____ Data entries

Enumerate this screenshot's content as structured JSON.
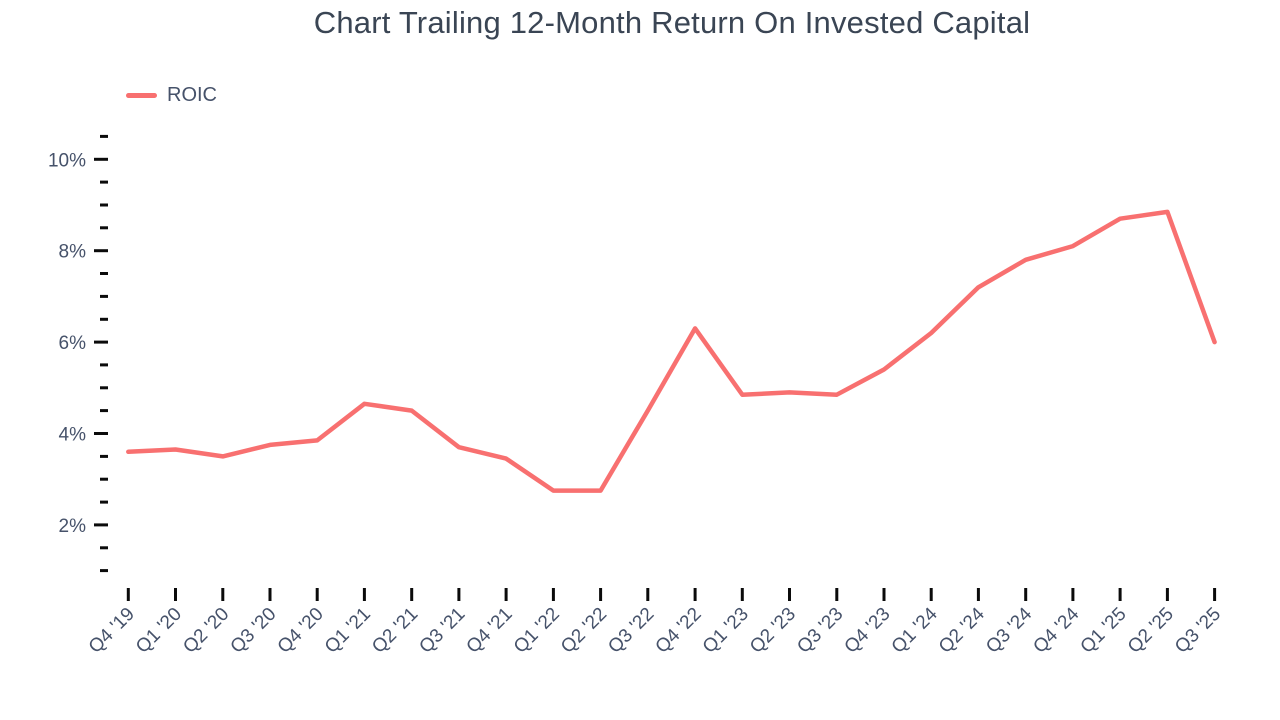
{
  "chart_data": {
    "type": "line",
    "title": "Chart Trailing 12-Month Return On Invested Capital",
    "xlabel": "",
    "ylabel": "",
    "categories": [
      "Q4 '19",
      "Q1 '20",
      "Q2 '20",
      "Q3 '20",
      "Q4 '20",
      "Q1 '21",
      "Q2 '21",
      "Q3 '21",
      "Q4 '21",
      "Q1 '22",
      "Q2 '22",
      "Q3 '22",
      "Q4 '22",
      "Q1 '23",
      "Q2 '23",
      "Q3 '23",
      "Q4 '23",
      "Q1 '24",
      "Q2 '24",
      "Q3 '24",
      "Q4 '24",
      "Q1 '25",
      "Q2 '25",
      "Q3 '25"
    ],
    "series": [
      {
        "name": "ROIC",
        "color": "#F87070",
        "values": [
          3.6,
          3.65,
          3.5,
          3.75,
          3.85,
          4.65,
          4.5,
          3.7,
          3.45,
          2.75,
          2.75,
          4.5,
          6.3,
          4.85,
          4.9,
          4.85,
          5.4,
          6.2,
          7.2,
          7.8,
          8.1,
          8.7,
          8.85,
          6.0
        ]
      }
    ],
    "ylim": [
      1,
      10.5
    ],
    "y_major_ticks": [
      2,
      4,
      6,
      8,
      10
    ],
    "y_tick_labels": [
      "2%",
      "4%",
      "6%",
      "8%",
      "10%"
    ],
    "y_minor_tick_step": 0.5,
    "x_tick_rotation_deg": -45,
    "grid": false,
    "legend_position": "top-left",
    "colors": {
      "line": "#F87070",
      "title_text": "#3A4554",
      "axis_label_text": "#46526A",
      "tick": "#0B0B0B",
      "background": "#FFFFFF"
    }
  }
}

________

▶ [Short task] Set down all the entries exactly as they appear, but skip any pictures.

▶ [Result below]
Enumerate this screenshot's content as structured JSON.
{
  "chart_data": {
    "type": "line",
    "title": "Chart Trailing 12-Month Return On Invested Capital",
    "xlabel": "",
    "ylabel": "",
    "categories": [
      "Q4 '19",
      "Q1 '20",
      "Q2 '20",
      "Q3 '20",
      "Q4 '20",
      "Q1 '21",
      "Q2 '21",
      "Q3 '21",
      "Q4 '21",
      "Q1 '22",
      "Q2 '22",
      "Q3 '22",
      "Q4 '22",
      "Q1 '23",
      "Q2 '23",
      "Q3 '23",
      "Q4 '23",
      "Q1 '24",
      "Q2 '24",
      "Q3 '24",
      "Q4 '24",
      "Q1 '25",
      "Q2 '25",
      "Q3 '25"
    ],
    "series": [
      {
        "name": "ROIC",
        "color": "#F87070",
        "values": [
          3.6,
          3.65,
          3.5,
          3.75,
          3.85,
          4.65,
          4.5,
          3.7,
          3.45,
          2.75,
          2.75,
          4.5,
          6.3,
          4.85,
          4.9,
          4.85,
          5.4,
          6.2,
          7.2,
          7.8,
          8.1,
          8.7,
          8.85,
          6.0
        ]
      }
    ],
    "ylim": [
      1,
      10.5
    ],
    "y_major_ticks": [
      2,
      4,
      6,
      8,
      10
    ],
    "y_tick_labels": [
      "2%",
      "4%",
      "6%",
      "8%",
      "10%"
    ],
    "y_minor_tick_step": 0.5,
    "x_tick_rotation_deg": -45,
    "grid": false,
    "legend_position": "top-left",
    "colors": {
      "line": "#F87070",
      "title_text": "#3A4554",
      "axis_label_text": "#46526A",
      "tick": "#0B0B0B",
      "background": "#FFFFFF"
    }
  }
}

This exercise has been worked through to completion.